— Task details —
Print each entry verbatim.

Top of Information

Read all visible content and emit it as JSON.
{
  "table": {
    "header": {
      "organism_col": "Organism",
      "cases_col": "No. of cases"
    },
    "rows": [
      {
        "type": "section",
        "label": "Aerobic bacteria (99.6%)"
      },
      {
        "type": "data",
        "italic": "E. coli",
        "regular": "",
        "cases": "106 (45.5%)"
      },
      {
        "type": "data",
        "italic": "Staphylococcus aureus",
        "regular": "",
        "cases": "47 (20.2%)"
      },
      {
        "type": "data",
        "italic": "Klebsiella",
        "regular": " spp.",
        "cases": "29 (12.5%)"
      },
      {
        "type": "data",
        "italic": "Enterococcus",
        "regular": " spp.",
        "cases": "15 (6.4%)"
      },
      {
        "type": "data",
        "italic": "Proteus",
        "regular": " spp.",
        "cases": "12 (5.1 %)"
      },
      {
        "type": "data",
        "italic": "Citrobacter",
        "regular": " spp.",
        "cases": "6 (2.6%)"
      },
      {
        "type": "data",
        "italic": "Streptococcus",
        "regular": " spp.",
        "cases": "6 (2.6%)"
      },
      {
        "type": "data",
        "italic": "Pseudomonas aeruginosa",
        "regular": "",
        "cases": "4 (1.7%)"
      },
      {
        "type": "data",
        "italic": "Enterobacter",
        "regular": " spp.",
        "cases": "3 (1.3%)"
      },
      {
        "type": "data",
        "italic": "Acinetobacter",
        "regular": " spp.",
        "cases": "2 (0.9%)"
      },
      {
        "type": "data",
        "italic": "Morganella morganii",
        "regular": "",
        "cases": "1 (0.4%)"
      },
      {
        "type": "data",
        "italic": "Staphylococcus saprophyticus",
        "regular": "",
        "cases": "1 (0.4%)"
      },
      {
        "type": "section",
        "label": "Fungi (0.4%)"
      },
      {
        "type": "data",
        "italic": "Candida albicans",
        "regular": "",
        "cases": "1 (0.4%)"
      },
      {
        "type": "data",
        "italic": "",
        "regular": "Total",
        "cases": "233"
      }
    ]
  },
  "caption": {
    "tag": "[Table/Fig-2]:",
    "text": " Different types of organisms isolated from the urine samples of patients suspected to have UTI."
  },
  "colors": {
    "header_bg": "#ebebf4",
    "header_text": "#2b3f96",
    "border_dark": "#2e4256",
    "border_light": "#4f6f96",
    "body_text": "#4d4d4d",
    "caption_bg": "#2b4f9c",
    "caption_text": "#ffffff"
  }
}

Bottom of Information

— Task solution —
Read all visible content and emit it as JSON.
{
  "table": {
    "header": {
      "organism_col": "Organism",
      "cases_col": "No. of cases"
    },
    "rows": [
      {
        "type": "section",
        "label": "Aerobic bacteria (99.6%)"
      },
      {
        "type": "data",
        "italic": "E. coli",
        "regular": "",
        "cases": "106 (45.5%)"
      },
      {
        "type": "data",
        "italic": "Staphylococcus aureus",
        "regular": "",
        "cases": "47 (20.2%)"
      },
      {
        "type": "data",
        "italic": "Klebsiella",
        "regular": " spp.",
        "cases": "29 (12.5%)"
      },
      {
        "type": "data",
        "italic": "Enterococcus",
        "regular": " spp.",
        "cases": "15 (6.4%)"
      },
      {
        "type": "data",
        "italic": "Proteus",
        "regular": " spp.",
        "cases": "12 (5.1 %)"
      },
      {
        "type": "data",
        "italic": "Citrobacter",
        "regular": " spp.",
        "cases": "6 (2.6%)"
      },
      {
        "type": "data",
        "italic": "Streptococcus",
        "regular": " spp.",
        "cases": "6 (2.6%)"
      },
      {
        "type": "data",
        "italic": "Pseudomonas aeruginosa",
        "regular": "",
        "cases": "4 (1.7%)"
      },
      {
        "type": "data",
        "italic": "Enterobacter",
        "regular": " spp.",
        "cases": "3 (1.3%)"
      },
      {
        "type": "data",
        "italic": "Acinetobacter",
        "regular": " spp.",
        "cases": "2 (0.9%)"
      },
      {
        "type": "data",
        "italic": "Morganella morganii",
        "regular": "",
        "cases": "1 (0.4%)"
      },
      {
        "type": "data",
        "italic": "Staphylococcus saprophyticus",
        "regular": "",
        "cases": "1 (0.4%)"
      },
      {
        "type": "section",
        "label": "Fungi (0.4%)"
      },
      {
        "type": "data",
        "italic": "Candida albicans",
        "regular": "",
        "cases": "1 (0.4%)"
      },
      {
        "type": "data",
        "italic": "",
        "regular": "Total",
        "cases": "233"
      }
    ]
  },
  "caption": {
    "tag": "[Table/Fig-2]:",
    "text": " Different types of organisms isolated from the urine samples of patients suspected to have UTI."
  },
  "colors": {
    "header_bg": "#ebebf4",
    "header_text": "#2b3f96",
    "border_dark": "#2e4256",
    "border_light": "#4f6f96",
    "body_text": "#4d4d4d",
    "caption_bg": "#2b4f9c",
    "caption_text": "#ffffff"
  }
}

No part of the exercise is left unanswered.